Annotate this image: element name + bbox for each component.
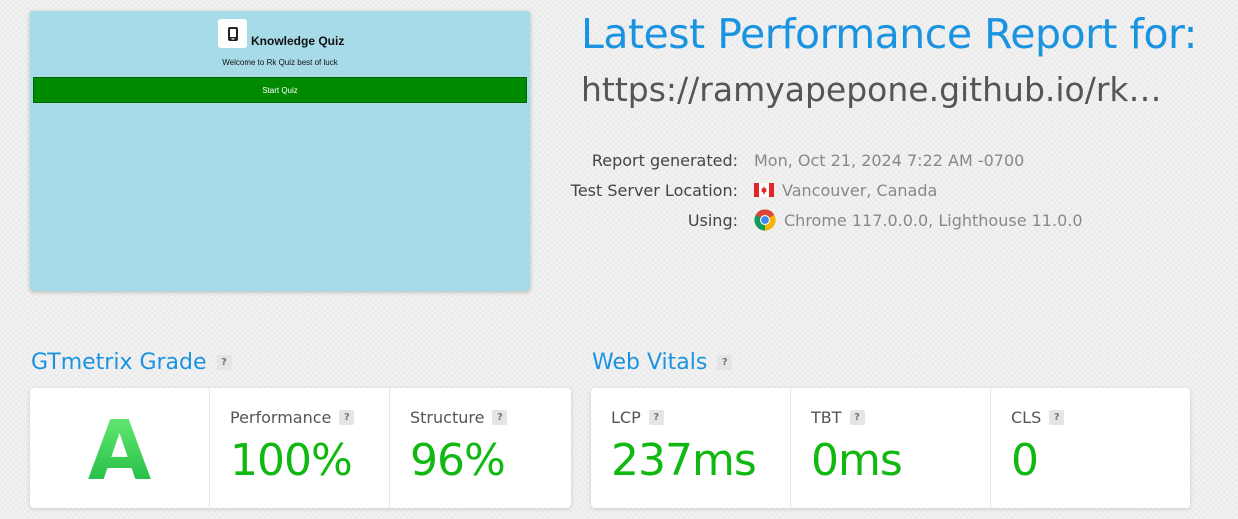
meta-row-generated: Report generated: Mon, Oct 21, 2024 7:22… [560,145,1220,175]
gtmetrix-grade-title: GTmetrix Grade [31,350,207,375]
structure-label-wrap: Structure ? [410,408,571,427]
using-label: Using: [687,210,738,230]
lcp-value: 237ms [611,435,757,486]
performance-value: 100% [230,435,353,486]
using-value: Chrome 117.0.0.0, Lighthouse 11.0.0 [784,210,1083,230]
gtmetrix-grade-help-icon[interactable]: ? [216,355,232,370]
report-meta: Report generated: Mon, Oct 21, 2024 7:22… [560,145,1220,235]
cls-label: CLS [1011,408,1042,427]
gtmetrix-grade-heading: GTmetrix Grade ? [31,350,232,375]
web-vitals-help-icon[interactable]: ? [717,355,733,370]
lcp-cell: LCP ? 237ms [591,388,791,508]
meta-row-location: Test Server Location: Vancouver, Canada [560,175,1220,205]
phone-icon [218,19,247,48]
gtmetrix-grade-card: A Performance ? 100% Structure ? 96% [30,388,571,508]
server-location-label: Test Server Location: [570,180,738,200]
tbt-cell: TBT ? 0ms [791,388,991,508]
cls-value: 0 [1011,435,1039,486]
chrome-icon [754,209,776,231]
server-location-value: Vancouver, Canada [782,180,938,200]
meta-row-using: Using: Chrome 117.0.0.0, Lighthouse 11.0… [560,205,1220,235]
performance-label: Performance [230,408,332,427]
server-location-value-wrap: Vancouver, Canada [754,181,937,200]
tbt-help-icon[interactable]: ? [849,410,865,425]
grade-letter: A [87,403,152,499]
cls-cell: CLS ? 0 [991,388,1190,508]
structure-help-icon[interactable]: ? [492,410,508,425]
cls-label-wrap: CLS ? [1011,408,1190,427]
page-screenshot: Knowledge Quiz Welcome to Rk Quiz best o… [30,11,530,291]
performance-label-wrap: Performance ? [230,408,389,427]
lcp-help-icon[interactable]: ? [648,410,664,425]
lcp-label-wrap: LCP ? [611,408,790,427]
lcp-label: LCP [611,408,641,427]
thumbnail-title: Knowledge Quiz [251,34,345,48]
web-vitals-heading: Web Vitals ? [592,350,733,375]
web-vitals-card: LCP ? 237ms TBT ? 0ms CLS ? 0 [591,388,1190,508]
structure-cell: Structure ? 96% [390,388,571,508]
report-url[interactable]: https://ramyapepone.github.io/rk-kno... [581,70,1171,109]
performance-help-icon[interactable]: ? [339,410,355,425]
grade-cell: A [30,388,210,508]
report-title: Latest Performance Report for: [581,10,1198,58]
report-generated-label: Report generated: [591,150,738,170]
structure-label: Structure [410,408,485,427]
structure-value: 96% [410,435,506,486]
tbt-label-wrap: TBT ? [811,408,990,427]
using-value-wrap: Chrome 117.0.0.0, Lighthouse 11.0.0 [754,209,1083,231]
thumbnail-welcome-text: Welcome to Rk Quiz best of luck [222,58,338,67]
cls-help-icon[interactable]: ? [1049,410,1065,425]
canada-flag-icon [754,183,774,197]
thumbnail-start-button: Start Quiz [33,77,527,103]
tbt-label: TBT [811,408,842,427]
performance-cell: Performance ? 100% [210,388,390,508]
web-vitals-title: Web Vitals [592,350,708,375]
tbt-value: 0ms [811,435,903,486]
report-generated-value: Mon, Oct 21, 2024 7:22 AM -0700 [754,150,1025,170]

**WHAT IS EXPECTED**
Rewrite all of the lines above, switching "Vancouver" to "Toronto" wherever it appears and leaving everything else unchanged. Leave the pictures out of your answer.

**TASK RESPONSE**
Annotate this image: element name + bbox for each component.
meta-row-generated: Report generated: Mon, Oct 21, 2024 7:22… [560,145,1220,175]
gtmetrix-grade-title: GTmetrix Grade [31,350,207,375]
structure-label-wrap: Structure ? [410,408,571,427]
using-label: Using: [687,210,738,230]
lcp-value: 237ms [611,435,757,486]
performance-value: 100% [230,435,353,486]
using-value: Chrome 117.0.0.0, Lighthouse 11.0.0 [784,210,1083,230]
gtmetrix-grade-help-icon[interactable]: ? [216,355,232,370]
report-meta: Report generated: Mon, Oct 21, 2024 7:22… [560,145,1220,235]
cls-label: CLS [1011,408,1042,427]
gtmetrix-grade-heading: GTmetrix Grade ? [31,350,232,375]
web-vitals-help-icon[interactable]: ? [717,355,733,370]
lcp-cell: LCP ? 237ms [591,388,791,508]
meta-row-location: Test Server Location: Toronto, Canada [560,175,1220,205]
phone-icon [218,19,247,48]
gtmetrix-grade-card: A Performance ? 100% Structure ? 96% [30,388,571,508]
server-location-label: Test Server Location: [570,180,738,200]
tbt-cell: TBT ? 0ms [791,388,991,508]
cls-value: 0 [1011,435,1039,486]
chrome-icon [754,209,776,231]
server-location-value: Toronto, Canada [782,180,938,200]
meta-row-using: Using: Chrome 117.0.0.0, Lighthouse 11.0… [560,205,1220,235]
performance-label: Performance [230,408,332,427]
server-location-value-wrap: Toronto, Canada [754,181,937,200]
tbt-help-icon[interactable]: ? [849,410,865,425]
grade-letter: A [87,403,152,499]
cls-cell: CLS ? 0 [991,388,1190,508]
structure-help-icon[interactable]: ? [492,410,508,425]
cls-label-wrap: CLS ? [1011,408,1190,427]
page-screenshot: Knowledge Quiz Welcome to Rk Quiz best o… [30,11,530,291]
performance-label-wrap: Performance ? [230,408,389,427]
lcp-help-icon[interactable]: ? [648,410,664,425]
lcp-label-wrap: LCP ? [611,408,790,427]
lcp-label: LCP [611,408,641,427]
thumbnail-title: Knowledge Quiz [251,34,345,48]
web-vitals-heading: Web Vitals ? [592,350,733,375]
web-vitals-card: LCP ? 237ms TBT ? 0ms CLS ? 0 [591,388,1190,508]
structure-cell: Structure ? 96% [390,388,571,508]
report-url[interactable]: https://ramyapepone.github.io/rk-kno... [581,70,1171,109]
performance-help-icon[interactable]: ? [339,410,355,425]
grade-cell: A [30,388,210,508]
report-title: Latest Performance Report for: [581,10,1198,58]
report-generated-label: Report generated: [591,150,738,170]
structure-label: Structure [410,408,485,427]
structure-value: 96% [410,435,506,486]
tbt-label-wrap: TBT ? [811,408,990,427]
using-value-wrap: Chrome 117.0.0.0, Lighthouse 11.0.0 [754,209,1083,231]
thumbnail-welcome-text: Welcome to Rk Quiz best of luck [222,58,338,67]
cls-help-icon[interactable]: ? [1049,410,1065,425]
canada-flag-icon [754,183,774,197]
thumbnail-start-button: Start Quiz [33,77,527,103]
tbt-label: TBT [811,408,842,427]
performance-cell: Performance ? 100% [210,388,390,508]
web-vitals-title: Web Vitals [592,350,708,375]
tbt-value: 0ms [811,435,903,486]
report-generated-value: Mon, Oct 21, 2024 7:22 AM -0700 [754,150,1025,170]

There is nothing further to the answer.